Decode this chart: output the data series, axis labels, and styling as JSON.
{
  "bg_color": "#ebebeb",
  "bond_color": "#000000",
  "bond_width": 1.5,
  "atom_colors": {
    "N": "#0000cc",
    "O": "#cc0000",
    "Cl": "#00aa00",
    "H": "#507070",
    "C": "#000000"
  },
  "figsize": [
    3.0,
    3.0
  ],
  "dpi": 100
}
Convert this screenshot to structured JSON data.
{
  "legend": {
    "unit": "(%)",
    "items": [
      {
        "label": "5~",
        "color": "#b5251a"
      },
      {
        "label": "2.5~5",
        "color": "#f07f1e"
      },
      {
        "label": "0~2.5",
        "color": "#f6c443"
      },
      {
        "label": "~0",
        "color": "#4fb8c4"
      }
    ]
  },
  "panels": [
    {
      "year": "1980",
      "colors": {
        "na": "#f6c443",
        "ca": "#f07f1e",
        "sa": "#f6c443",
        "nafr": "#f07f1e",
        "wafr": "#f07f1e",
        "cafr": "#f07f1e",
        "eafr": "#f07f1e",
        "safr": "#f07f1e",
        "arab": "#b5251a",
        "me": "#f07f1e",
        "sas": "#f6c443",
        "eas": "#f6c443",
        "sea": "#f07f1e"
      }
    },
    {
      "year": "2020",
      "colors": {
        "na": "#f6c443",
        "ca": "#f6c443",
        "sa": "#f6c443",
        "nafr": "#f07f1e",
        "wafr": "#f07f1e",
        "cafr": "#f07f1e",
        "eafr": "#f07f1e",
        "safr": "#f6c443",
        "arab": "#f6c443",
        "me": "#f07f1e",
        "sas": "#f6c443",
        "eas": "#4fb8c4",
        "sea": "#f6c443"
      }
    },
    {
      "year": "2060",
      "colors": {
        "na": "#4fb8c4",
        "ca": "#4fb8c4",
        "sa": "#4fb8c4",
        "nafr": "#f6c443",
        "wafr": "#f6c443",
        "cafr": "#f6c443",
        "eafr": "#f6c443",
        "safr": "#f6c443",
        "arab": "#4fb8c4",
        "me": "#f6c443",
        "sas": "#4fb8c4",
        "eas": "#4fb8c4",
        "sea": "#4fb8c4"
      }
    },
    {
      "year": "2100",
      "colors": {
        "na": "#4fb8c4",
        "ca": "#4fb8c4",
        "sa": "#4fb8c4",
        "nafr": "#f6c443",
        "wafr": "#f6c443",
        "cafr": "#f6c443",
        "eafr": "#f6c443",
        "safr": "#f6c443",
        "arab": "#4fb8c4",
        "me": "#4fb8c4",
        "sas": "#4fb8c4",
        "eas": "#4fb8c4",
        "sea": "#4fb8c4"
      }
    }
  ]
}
=-=-=-=-=
Each line of the material above must be retyped precisely.

Decode this chart: output the data series, axis labels, and styling as JSON.
{
  "bg_color": "#ebebeb",
  "bond_color": "#000000",
  "bond_width": 1.5,
  "atom_colors": {
    "N": "#0000cc",
    "O": "#cc0000",
    "Cl": "#00aa00",
    "H": "#507070",
    "C": "#000000"
  },
  "figsize": [
    3.0,
    3.0
  ],
  "dpi": 100
}
Convert this screenshot to structured JSON data.
{
  "legend": {
    "unit": "(%)",
    "items": [
      {
        "label": "5~",
        "color": "#b5251a"
      },
      {
        "label": "2.5~5",
        "color": "#f07f1e"
      },
      {
        "label": "0~2.5",
        "color": "#f6c443"
      },
      {
        "label": "~0",
        "color": "#4fb8c4"
      }
    ]
  },
  "panels": [
    {
      "year": "1980",
      "colors": {
        "na": "#f6c443",
        "ca": "#f07f1e",
        "sa": "#f6c443",
        "nafr": "#f07f1e",
        "wafr": "#f07f1e",
        "cafr": "#f07f1e",
        "eafr": "#f07f1e",
        "safr": "#f07f1e",
        "arab": "#b5251a",
        "me": "#f07f1e",
        "sas": "#f6c443",
        "eas": "#f6c443",
        "sea": "#f07f1e"
      }
    },
    {
      "year": "2020",
      "colors": {
        "na": "#f6c443",
        "ca": "#f6c443",
        "sa": "#f6c443",
        "nafr": "#f07f1e",
        "wafr": "#f07f1e",
        "cafr": "#f07f1e",
        "eafr": "#f07f1e",
        "safr": "#f6c443",
        "arab": "#f6c443",
        "me": "#f07f1e",
        "sas": "#f6c443",
        "eas": "#4fb8c4",
        "sea": "#f6c443"
      }
    },
    {
      "year": "2060",
      "colors": {
        "na": "#4fb8c4",
        "ca": "#4fb8c4",
        "sa": "#4fb8c4",
        "nafr": "#f6c443",
        "wafr": "#f6c443",
        "cafr": "#f6c443",
        "eafr": "#f6c443",
        "safr": "#f6c443",
        "arab": "#4fb8c4",
        "me": "#f6c443",
        "sas": "#4fb8c4",
        "eas": "#4fb8c4",
        "sea": "#4fb8c4"
      }
    },
    {
      "year": "2100",
      "colors": {
        "na": "#4fb8c4",
        "ca": "#4fb8c4",
        "sa": "#4fb8c4",
        "nafr": "#f6c443",
        "wafr": "#f6c443",
        "cafr": "#f6c443",
        "eafr": "#f6c443",
        "safr": "#f6c443",
        "arab": "#4fb8c4",
        "me": "#4fb8c4",
        "sas": "#4fb8c4",
        "eas": "#4fb8c4",
        "sea": "#4fb8c4"
      }
    }
  ]
}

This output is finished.